▸ **Direction**
In the material below, identify each line bearing the word "JSON". Reproduce those lines.
====== Raw records
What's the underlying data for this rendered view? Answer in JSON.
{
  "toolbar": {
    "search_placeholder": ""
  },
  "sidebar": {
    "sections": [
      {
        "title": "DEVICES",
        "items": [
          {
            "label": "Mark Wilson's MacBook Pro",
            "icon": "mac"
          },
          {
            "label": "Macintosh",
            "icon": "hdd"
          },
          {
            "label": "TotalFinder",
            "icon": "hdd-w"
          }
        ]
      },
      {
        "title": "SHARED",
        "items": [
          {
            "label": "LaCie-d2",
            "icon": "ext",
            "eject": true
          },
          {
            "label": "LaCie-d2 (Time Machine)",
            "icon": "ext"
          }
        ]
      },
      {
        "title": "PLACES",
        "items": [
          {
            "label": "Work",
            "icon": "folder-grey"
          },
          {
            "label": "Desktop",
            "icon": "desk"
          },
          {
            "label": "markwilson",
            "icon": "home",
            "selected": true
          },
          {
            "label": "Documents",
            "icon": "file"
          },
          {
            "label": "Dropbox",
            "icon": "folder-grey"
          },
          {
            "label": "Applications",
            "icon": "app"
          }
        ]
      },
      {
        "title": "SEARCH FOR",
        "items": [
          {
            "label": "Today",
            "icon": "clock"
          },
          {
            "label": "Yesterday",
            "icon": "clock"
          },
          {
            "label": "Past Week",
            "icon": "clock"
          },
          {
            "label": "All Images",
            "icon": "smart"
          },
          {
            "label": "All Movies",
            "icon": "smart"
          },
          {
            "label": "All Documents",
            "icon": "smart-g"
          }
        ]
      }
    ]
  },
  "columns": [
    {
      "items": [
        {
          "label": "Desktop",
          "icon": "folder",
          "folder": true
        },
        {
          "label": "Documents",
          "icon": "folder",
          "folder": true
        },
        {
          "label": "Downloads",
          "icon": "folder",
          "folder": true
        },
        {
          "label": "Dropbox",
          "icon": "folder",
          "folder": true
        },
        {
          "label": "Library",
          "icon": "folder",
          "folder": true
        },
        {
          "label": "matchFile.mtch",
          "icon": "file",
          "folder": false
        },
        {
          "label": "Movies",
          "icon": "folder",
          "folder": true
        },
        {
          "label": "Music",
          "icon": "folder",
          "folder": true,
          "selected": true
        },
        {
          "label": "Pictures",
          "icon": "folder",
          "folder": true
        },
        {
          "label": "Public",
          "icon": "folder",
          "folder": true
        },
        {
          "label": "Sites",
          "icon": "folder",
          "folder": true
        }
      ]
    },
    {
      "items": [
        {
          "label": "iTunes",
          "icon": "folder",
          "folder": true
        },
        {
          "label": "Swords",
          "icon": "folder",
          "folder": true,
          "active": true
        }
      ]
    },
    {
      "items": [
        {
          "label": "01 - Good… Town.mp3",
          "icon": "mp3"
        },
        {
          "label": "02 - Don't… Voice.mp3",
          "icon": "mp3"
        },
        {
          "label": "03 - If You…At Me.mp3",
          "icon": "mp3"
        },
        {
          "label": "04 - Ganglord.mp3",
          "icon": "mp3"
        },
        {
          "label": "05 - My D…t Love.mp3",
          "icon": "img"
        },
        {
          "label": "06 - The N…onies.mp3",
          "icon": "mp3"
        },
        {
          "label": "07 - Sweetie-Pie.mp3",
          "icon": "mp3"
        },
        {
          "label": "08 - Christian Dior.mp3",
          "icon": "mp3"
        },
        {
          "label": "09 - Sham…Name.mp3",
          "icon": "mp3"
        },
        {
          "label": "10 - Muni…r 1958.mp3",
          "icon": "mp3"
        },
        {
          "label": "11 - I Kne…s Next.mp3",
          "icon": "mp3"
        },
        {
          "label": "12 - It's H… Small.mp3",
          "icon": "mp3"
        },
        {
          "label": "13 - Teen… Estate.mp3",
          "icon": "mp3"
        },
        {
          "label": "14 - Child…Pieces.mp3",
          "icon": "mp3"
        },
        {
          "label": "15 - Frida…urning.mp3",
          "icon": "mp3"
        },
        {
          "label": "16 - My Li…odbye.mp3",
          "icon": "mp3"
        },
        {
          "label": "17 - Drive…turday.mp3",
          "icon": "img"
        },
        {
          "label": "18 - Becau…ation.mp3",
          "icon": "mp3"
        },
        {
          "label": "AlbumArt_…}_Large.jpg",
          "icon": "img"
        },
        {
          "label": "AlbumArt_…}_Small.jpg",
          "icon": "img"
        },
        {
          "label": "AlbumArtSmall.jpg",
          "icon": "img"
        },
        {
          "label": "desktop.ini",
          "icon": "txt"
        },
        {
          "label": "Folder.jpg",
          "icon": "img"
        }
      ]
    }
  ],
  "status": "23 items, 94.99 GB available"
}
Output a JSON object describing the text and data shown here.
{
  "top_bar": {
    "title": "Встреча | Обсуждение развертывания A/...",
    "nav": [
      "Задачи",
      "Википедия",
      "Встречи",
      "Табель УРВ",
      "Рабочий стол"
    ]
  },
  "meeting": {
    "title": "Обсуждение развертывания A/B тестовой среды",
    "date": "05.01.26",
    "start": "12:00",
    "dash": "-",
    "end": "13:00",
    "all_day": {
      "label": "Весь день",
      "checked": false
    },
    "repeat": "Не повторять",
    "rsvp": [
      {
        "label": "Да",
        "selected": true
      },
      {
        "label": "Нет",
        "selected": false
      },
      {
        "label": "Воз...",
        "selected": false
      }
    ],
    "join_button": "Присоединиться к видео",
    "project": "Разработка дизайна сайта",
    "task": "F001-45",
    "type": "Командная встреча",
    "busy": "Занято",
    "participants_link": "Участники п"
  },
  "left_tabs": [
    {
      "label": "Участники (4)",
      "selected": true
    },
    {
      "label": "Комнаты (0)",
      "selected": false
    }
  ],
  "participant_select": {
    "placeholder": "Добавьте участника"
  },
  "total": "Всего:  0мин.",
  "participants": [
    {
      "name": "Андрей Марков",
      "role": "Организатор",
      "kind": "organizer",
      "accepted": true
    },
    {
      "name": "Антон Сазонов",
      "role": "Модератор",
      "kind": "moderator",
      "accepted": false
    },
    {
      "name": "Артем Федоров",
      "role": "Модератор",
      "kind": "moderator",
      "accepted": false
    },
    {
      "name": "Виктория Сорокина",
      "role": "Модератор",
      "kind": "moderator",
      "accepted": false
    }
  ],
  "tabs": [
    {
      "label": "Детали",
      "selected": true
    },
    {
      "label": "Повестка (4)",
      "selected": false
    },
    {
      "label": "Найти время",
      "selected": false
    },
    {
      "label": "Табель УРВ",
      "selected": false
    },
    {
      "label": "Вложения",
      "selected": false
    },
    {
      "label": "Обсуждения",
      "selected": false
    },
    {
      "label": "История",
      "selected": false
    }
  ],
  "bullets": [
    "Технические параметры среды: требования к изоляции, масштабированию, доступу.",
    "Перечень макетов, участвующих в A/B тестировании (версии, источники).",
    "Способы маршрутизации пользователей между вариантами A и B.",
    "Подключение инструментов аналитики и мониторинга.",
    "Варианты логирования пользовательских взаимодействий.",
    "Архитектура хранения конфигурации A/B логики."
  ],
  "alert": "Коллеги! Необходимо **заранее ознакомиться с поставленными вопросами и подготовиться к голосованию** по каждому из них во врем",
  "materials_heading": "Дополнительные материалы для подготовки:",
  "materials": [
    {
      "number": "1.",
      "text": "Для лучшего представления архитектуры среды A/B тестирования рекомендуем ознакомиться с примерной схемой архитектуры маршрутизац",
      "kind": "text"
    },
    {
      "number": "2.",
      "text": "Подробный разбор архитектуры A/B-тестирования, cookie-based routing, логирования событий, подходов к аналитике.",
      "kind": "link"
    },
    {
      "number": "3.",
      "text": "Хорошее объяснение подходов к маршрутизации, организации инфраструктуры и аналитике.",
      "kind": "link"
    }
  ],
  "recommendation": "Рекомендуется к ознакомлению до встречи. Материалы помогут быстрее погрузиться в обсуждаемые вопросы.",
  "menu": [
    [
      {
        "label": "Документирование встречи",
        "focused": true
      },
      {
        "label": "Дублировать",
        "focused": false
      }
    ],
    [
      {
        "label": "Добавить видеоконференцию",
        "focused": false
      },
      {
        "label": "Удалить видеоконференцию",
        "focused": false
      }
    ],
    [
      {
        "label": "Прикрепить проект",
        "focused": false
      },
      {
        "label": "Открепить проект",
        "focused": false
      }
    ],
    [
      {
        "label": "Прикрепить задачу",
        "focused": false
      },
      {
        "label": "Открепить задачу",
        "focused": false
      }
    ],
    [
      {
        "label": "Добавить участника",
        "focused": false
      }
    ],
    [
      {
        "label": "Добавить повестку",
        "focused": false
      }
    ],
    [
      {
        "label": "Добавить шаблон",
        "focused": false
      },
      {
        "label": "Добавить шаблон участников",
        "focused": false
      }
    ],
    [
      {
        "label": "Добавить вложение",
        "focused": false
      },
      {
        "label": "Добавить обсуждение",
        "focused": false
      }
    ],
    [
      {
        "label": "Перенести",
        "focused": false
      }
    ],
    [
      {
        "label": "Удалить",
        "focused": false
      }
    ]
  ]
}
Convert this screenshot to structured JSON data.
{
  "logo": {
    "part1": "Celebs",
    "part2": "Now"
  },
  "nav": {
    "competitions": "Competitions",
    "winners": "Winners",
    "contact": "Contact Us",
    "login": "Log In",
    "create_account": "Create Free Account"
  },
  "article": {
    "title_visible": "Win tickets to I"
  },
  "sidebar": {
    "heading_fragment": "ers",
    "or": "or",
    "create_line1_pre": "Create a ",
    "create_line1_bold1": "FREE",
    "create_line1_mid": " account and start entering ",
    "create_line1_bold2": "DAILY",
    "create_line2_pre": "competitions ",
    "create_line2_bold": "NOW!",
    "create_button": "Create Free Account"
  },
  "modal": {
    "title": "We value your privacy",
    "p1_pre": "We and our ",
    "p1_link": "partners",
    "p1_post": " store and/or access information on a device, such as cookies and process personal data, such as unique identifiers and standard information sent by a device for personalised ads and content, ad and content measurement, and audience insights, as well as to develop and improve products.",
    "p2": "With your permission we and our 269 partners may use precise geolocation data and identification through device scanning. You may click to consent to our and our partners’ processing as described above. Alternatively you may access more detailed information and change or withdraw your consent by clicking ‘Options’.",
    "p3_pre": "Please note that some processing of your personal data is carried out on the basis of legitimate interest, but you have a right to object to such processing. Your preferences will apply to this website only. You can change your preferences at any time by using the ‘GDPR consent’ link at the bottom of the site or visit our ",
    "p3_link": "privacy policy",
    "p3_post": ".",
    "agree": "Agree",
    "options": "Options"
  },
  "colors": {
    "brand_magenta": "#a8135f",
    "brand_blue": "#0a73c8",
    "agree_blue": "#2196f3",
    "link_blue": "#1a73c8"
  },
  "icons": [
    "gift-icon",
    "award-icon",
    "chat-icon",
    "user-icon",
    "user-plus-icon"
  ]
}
============
▸ **Written response**
What's the underlying data for this rendered view? Answer in JSON.
Output a JSON object describing the text and data shown here.
Convert this screenshot to structured JSON data.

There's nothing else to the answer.